┌────────

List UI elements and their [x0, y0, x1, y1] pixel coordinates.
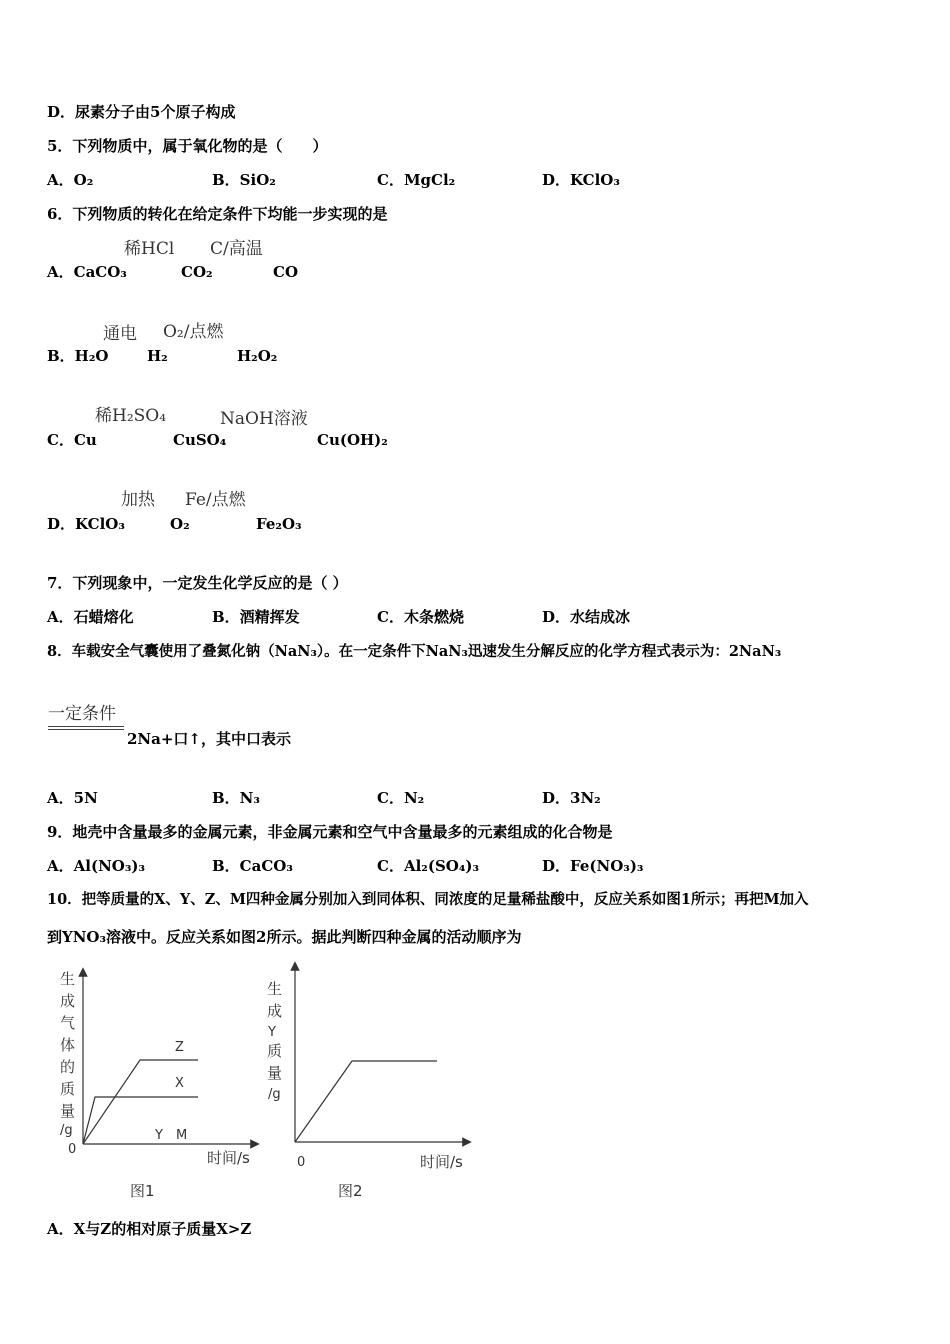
q8-option-a: A．5N [47, 789, 98, 807]
q8-condition: 一定条件 [48, 704, 116, 724]
q7-option-d: D．水结成冰 [542, 608, 631, 626]
fig1-ylabel-3: 体 [60, 1036, 76, 1054]
q7-option-a: A．石蜡熔化 [47, 608, 134, 626]
fig2-curve [295, 1061, 437, 1142]
q6-c-condition-1: 稀H₂SO₄ [95, 406, 167, 426]
q6-option-d-end: Fe₂O₃ [256, 515, 302, 533]
q9-option-c: C．Al₂(SO₄)₃ [377, 857, 480, 875]
q6-option-a-end: CO [273, 263, 299, 281]
fig1-ylabel-1: 成 [60, 992, 76, 1010]
q6-option-b-label: B．H₂O [47, 347, 109, 365]
q5-option-d: D．KClO₃ [542, 171, 620, 189]
q6-option-c-mid: CuSO₄ [173, 431, 227, 449]
fig1-ylabel-6: 量 [60, 1102, 76, 1120]
fig1-origin: 0 [68, 1142, 77, 1157]
figure-1-graph [50, 960, 270, 1200]
q6-option-c-label: C．Cu [47, 431, 97, 449]
fig2-ylabel-4: 量 [267, 1064, 283, 1082]
q5-stem: 5．下列物质中，属于氧化物的是（ ） [47, 137, 328, 155]
q5-option-a: A．O₂ [47, 171, 94, 189]
q6-option-d-mid: O₂ [170, 515, 190, 533]
fig1-label-x: X [175, 1076, 184, 1091]
q7-option-c: C．木条燃烧 [377, 608, 464, 626]
q7-stem: 7．下列现象中，一定发生化学反应的是（ ） [47, 574, 348, 592]
fig2-ylabel-5: /g [268, 1087, 281, 1102]
q5-option-b: B．SiO₂ [212, 171, 276, 189]
q6-option-d-label: D．KClO₃ [47, 515, 125, 533]
fig2-caption: 图2 [338, 1182, 363, 1200]
q6-d-condition-1: 加热 [121, 490, 155, 510]
fig1-ylabel-0: 生 [60, 970, 76, 988]
fig1-label-ym: Y M [155, 1128, 188, 1143]
q8-option-b: B．N₃ [212, 789, 260, 807]
q8-condition-bar-2 [48, 729, 124, 730]
q10-option-a: A．X与Z的相对原子质量X>Z [47, 1220, 252, 1238]
q8-equation-rest: 2Na+口↑，其中口表示 [127, 730, 292, 748]
q6-option-a-mid: CO₂ [181, 263, 213, 281]
q6-stem: 6．下列物质的转化在给定条件下均能一步实现的是 [47, 205, 388, 223]
fig1-label-z: Z [175, 1040, 184, 1055]
fig2-ylabel-2: Y [268, 1025, 276, 1040]
q10-stem-line-2: 到YNO₃溶液中。反应关系如图2所示。据此判断四种金属的活动顺序为 [47, 928, 522, 946]
q8-stem: 8．车载安全气囊使用了叠氮化钠（NaN₃）。在一定条件下NaN₃迅速发生分解反应的化学方程式表示为：2NaN₃ [47, 643, 782, 660]
figure-2-graph [260, 960, 480, 1200]
q6-b-condition-2: O₂/点燃 [163, 322, 224, 342]
q8-option-c: C．N₂ [377, 789, 425, 807]
fig2-ylabel-1: 成 [267, 1002, 283, 1020]
q9-option-b: B．CaCO₃ [212, 857, 293, 875]
q7-option-b: B．酒精挥发 [212, 608, 300, 626]
q6-option-b-mid: H₂ [147, 347, 168, 365]
fig2-origin: 0 [297, 1155, 306, 1170]
fig1-y-label [60, 970, 75, 1138]
q6-a-condition-2: C/高温 [210, 239, 263, 259]
fig2-ylabel-3: 质 [267, 1042, 283, 1060]
fig1-ylabel-5: 质 [60, 1080, 76, 1098]
q6-option-a-label: A．CaCO₃ [47, 263, 127, 281]
fig2-y-label [267, 980, 282, 1102]
q10-stem-line-1: 10．把等质量的X、Y、Z、M四种金属分别加入到同体积、同浓度的足量稀盐酸中，反应关系如图1所示；再把M加入 [47, 891, 809, 908]
q9-stem: 9．地壳中含量最多的金属元素，非金属元素和空气中含量最多的元素组成的化合物是 [47, 823, 613, 841]
fig1-caption: 图1 [130, 1182, 155, 1200]
q6-c-condition-2: NaOH溶液 [220, 409, 308, 429]
q4-option-d: D．尿素分子由5个原子构成 [47, 103, 236, 121]
q6-d-condition-2: Fe/点燃 [185, 490, 246, 510]
q6-option-b-end: H₂O₂ [237, 347, 278, 365]
fig2-ylabel-0: 生 [267, 980, 283, 998]
q6-option-c-end: Cu(OH)₂ [317, 431, 388, 449]
fig1-ylabel-2: 气 [60, 1014, 76, 1032]
q5-option-c: C．MgCl₂ [377, 171, 456, 189]
q6-a-condition-1: 稀HCl [124, 239, 175, 259]
fig1-ylabel-4: 的 [60, 1058, 76, 1076]
q9-option-d: D．Fe(NO₃)₃ [542, 857, 644, 875]
fig1-x-label: 时间/s [207, 1149, 250, 1167]
fig1-ylabel-7: /g [60, 1123, 73, 1138]
fig2-x-label: 时间/s [420, 1153, 463, 1171]
q9-option-a: A．Al(NO₃)₃ [47, 857, 146, 875]
q6-b-condition-1: 通电 [103, 324, 137, 344]
q8-option-d: D．3N₂ [542, 789, 601, 807]
q8-condition-bar-1 [48, 726, 124, 727]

└────────

• **Do zrobienia**: Zwróć bez żadnych zmian wszystkie wiersze od tego, który zawiera „q8-option-a: A．5N [47, 789, 98, 807]”, aż do tego, który zawiera „q9-option-c: C．Al₂(SO₄)₃ [377, 857, 480, 875]”, łącznie z oboma.

• **Wynik ćwiczenia**:
q8-option-a: A．5N [47, 789, 98, 807]
q8-condition: 一定条件 [48, 704, 116, 724]
q7-option-d: D．水结成冰 [542, 608, 631, 626]
fig1-ylabel-3: 体 [60, 1036, 76, 1054]
q7-option-a: A．石蜡熔化 [47, 608, 134, 626]
fig2-curve [295, 1061, 437, 1142]
q6-c-condition-1: 稀H₂SO₄ [95, 406, 167, 426]
q6-option-d-end: Fe₂O₃ [256, 515, 302, 533]
q9-option-c: C．Al₂(SO₄)₃ [377, 857, 480, 875]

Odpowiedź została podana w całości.